§ Exercise description:
In the lines below, how many hold the word "Regulatory"? Answer only with the number.
------
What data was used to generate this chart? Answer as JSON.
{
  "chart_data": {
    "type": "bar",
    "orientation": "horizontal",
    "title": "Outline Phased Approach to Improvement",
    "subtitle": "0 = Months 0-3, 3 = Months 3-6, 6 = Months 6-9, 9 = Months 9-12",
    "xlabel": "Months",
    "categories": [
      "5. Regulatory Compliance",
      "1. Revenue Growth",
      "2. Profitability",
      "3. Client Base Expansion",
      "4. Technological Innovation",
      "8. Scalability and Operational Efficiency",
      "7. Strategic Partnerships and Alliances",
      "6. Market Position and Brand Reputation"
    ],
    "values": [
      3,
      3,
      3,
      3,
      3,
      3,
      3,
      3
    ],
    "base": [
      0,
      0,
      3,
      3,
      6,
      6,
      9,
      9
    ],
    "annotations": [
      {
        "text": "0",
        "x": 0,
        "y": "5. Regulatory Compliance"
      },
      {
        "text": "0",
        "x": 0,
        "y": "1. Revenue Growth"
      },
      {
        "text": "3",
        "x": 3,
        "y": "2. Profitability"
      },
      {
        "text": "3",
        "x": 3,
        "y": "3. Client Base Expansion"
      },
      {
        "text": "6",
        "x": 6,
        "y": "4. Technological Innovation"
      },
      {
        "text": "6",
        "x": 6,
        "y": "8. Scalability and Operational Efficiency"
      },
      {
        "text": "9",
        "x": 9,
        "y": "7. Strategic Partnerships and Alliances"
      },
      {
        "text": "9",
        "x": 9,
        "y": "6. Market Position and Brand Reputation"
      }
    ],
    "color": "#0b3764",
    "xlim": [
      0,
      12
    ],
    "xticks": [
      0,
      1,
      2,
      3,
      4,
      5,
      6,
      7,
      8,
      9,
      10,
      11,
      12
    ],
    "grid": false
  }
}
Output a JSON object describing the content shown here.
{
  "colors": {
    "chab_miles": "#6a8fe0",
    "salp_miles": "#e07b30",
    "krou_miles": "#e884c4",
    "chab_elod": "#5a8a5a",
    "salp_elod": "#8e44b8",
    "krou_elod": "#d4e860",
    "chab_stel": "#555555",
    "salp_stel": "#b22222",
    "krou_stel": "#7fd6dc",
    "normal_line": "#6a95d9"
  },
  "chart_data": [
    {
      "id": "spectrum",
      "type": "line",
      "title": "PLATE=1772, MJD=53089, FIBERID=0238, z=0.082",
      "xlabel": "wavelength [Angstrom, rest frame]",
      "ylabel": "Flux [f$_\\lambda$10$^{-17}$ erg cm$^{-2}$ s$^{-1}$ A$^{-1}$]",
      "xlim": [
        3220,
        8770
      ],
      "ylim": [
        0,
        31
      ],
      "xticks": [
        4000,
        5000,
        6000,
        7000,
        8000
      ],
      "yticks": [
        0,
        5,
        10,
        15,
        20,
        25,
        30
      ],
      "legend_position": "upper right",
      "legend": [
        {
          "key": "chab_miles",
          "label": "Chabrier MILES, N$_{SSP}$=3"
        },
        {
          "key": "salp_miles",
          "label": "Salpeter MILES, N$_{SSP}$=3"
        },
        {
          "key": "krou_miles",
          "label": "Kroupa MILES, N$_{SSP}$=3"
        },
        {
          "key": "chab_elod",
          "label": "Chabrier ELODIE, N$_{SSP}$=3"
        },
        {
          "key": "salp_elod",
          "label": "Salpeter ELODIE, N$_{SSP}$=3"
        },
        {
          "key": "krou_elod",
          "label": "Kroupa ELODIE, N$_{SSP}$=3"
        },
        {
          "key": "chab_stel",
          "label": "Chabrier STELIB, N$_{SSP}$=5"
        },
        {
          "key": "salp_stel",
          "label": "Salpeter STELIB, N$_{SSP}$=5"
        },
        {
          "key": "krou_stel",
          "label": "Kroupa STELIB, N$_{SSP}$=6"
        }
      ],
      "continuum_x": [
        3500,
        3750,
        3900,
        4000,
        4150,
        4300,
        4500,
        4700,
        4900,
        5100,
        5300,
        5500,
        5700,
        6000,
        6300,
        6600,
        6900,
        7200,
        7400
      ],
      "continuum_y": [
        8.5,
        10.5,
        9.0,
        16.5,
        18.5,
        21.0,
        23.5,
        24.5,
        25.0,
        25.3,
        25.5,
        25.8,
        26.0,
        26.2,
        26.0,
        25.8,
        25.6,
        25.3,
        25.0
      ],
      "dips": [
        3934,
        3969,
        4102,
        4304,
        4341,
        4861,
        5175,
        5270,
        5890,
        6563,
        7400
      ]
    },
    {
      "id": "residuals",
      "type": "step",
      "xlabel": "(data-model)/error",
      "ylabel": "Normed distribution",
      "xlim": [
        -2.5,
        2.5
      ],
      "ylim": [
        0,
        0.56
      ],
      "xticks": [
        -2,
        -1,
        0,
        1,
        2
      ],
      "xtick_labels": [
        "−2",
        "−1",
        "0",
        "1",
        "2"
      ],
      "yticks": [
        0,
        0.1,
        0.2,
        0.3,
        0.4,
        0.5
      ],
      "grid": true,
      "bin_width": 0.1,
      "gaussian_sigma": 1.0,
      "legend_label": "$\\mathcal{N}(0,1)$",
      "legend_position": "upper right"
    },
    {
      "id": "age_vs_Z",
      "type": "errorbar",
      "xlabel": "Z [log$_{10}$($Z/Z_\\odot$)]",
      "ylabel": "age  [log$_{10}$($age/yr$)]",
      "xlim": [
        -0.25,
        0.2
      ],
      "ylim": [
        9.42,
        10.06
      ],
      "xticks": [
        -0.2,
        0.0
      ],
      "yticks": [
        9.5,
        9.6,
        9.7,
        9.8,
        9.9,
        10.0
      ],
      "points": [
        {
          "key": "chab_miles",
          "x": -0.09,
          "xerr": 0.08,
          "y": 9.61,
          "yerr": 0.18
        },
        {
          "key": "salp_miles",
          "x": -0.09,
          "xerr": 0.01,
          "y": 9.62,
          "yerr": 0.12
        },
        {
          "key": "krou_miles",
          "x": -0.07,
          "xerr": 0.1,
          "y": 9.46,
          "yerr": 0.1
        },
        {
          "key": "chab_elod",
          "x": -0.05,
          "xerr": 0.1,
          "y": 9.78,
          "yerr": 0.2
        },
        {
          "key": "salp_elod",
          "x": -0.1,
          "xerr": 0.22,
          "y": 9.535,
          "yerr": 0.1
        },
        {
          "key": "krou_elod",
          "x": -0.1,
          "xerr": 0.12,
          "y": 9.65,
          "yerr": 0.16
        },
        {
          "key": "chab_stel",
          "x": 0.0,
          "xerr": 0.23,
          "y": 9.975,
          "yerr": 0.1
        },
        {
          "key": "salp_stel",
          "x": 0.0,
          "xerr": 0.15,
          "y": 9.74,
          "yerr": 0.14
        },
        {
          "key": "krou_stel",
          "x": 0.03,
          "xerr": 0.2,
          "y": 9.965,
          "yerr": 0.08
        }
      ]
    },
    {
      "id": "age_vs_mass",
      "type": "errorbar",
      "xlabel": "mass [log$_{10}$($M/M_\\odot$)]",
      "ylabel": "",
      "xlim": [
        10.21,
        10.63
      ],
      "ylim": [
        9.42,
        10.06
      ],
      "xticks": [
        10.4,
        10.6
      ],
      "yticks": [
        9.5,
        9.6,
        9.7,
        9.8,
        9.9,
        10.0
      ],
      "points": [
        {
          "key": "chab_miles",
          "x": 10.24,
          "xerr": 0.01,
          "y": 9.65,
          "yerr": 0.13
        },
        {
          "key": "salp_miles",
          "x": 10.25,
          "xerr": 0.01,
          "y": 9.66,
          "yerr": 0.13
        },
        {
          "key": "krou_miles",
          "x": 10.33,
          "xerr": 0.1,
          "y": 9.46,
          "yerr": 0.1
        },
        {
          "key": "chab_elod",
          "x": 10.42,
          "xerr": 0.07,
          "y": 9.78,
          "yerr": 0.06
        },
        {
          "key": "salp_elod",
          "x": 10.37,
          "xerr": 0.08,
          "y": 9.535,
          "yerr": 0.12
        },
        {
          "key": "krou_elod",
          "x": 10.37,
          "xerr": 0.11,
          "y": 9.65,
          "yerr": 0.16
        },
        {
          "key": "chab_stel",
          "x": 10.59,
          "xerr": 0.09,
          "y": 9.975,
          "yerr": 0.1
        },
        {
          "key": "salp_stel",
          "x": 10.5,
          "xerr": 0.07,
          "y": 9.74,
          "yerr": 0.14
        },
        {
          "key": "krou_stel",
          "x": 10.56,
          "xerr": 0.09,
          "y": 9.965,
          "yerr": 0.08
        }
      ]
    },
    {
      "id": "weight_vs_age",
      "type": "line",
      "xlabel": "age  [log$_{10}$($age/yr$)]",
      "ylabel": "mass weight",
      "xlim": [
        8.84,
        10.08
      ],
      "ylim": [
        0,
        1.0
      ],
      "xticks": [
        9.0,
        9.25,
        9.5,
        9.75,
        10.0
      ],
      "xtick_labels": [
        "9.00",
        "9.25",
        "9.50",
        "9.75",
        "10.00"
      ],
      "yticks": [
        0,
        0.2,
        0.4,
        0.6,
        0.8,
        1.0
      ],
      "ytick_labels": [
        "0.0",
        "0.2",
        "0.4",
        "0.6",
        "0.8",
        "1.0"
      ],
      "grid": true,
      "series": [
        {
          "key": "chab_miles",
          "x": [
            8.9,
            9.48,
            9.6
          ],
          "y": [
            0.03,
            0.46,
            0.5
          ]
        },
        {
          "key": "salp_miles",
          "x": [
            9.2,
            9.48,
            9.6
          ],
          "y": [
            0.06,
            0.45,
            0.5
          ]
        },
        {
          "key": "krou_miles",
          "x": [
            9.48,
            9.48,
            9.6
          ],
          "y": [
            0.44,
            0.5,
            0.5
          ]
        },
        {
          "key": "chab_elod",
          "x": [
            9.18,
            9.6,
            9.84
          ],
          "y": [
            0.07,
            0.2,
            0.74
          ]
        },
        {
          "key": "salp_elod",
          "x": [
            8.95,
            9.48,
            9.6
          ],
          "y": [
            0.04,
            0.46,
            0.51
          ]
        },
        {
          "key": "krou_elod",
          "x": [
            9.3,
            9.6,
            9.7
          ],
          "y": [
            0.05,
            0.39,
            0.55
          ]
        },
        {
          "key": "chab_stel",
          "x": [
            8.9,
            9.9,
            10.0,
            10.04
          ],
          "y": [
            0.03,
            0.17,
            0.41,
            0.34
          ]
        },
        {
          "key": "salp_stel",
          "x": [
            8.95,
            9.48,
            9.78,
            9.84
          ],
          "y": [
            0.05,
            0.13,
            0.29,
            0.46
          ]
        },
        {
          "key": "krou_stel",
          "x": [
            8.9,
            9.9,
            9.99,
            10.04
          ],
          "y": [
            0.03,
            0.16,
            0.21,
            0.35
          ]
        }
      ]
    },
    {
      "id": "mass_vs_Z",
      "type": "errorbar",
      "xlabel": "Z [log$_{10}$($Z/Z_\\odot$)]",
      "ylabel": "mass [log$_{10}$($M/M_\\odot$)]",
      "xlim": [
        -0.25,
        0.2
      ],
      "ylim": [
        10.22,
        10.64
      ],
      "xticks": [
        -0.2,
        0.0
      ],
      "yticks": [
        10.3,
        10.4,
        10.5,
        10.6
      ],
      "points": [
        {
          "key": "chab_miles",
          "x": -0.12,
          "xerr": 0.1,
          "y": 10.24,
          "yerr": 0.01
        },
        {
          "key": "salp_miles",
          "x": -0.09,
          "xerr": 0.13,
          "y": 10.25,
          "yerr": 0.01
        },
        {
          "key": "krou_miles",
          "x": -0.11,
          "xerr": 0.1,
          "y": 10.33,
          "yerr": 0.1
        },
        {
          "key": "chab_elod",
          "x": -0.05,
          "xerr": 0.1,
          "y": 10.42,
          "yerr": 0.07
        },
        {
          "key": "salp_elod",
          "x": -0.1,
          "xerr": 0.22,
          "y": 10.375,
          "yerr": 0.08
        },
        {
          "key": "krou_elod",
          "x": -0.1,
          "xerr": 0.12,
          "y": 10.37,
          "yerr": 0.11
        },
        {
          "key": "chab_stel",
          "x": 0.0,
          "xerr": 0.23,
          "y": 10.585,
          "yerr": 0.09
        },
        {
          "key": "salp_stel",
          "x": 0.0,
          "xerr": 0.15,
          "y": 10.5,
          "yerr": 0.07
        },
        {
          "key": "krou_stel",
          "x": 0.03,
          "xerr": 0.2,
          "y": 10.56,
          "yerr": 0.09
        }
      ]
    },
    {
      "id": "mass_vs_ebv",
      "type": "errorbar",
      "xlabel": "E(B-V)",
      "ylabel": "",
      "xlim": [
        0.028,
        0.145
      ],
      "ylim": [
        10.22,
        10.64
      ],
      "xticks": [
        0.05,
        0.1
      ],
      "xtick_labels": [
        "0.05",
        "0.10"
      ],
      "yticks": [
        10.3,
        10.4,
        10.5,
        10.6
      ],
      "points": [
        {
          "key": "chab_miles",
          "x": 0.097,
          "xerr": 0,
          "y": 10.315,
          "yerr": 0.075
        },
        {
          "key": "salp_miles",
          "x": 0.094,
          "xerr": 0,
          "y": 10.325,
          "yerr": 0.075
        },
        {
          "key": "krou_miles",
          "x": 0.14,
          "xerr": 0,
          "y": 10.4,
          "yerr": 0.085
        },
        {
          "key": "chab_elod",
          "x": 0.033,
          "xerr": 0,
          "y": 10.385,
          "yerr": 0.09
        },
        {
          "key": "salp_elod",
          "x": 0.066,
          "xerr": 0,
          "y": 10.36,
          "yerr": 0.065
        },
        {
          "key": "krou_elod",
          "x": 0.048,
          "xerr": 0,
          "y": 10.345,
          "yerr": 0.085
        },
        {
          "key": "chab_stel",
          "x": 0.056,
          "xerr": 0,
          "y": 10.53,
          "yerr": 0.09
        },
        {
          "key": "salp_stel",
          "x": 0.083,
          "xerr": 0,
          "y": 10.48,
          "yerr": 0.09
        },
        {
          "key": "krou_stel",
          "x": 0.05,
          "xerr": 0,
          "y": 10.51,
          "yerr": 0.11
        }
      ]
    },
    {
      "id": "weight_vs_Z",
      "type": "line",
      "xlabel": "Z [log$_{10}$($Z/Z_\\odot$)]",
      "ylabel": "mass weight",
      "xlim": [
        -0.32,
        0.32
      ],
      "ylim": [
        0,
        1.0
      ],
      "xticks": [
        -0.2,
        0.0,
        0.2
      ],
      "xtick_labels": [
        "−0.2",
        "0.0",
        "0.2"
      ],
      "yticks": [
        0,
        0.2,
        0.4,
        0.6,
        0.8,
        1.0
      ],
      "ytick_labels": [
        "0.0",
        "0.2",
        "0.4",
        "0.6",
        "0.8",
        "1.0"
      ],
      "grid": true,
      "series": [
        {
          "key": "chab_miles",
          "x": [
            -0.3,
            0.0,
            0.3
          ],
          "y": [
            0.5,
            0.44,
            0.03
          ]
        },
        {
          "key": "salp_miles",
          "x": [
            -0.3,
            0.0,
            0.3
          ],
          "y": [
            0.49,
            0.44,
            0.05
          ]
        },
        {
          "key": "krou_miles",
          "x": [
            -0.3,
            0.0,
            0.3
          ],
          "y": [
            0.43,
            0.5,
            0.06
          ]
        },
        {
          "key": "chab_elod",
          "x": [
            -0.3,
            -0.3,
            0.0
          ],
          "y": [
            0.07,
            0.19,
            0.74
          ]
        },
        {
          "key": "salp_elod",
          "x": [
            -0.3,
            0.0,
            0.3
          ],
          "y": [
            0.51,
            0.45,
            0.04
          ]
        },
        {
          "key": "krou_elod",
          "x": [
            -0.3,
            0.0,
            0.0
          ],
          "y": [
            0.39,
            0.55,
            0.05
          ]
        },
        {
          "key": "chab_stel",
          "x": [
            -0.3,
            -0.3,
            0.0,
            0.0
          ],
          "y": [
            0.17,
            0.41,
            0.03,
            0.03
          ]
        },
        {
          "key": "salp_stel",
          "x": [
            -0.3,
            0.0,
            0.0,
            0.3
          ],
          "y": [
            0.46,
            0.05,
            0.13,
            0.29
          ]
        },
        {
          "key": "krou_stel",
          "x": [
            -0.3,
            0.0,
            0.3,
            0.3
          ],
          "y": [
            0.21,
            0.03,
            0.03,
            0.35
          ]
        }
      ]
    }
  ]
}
------
§ Solution:
2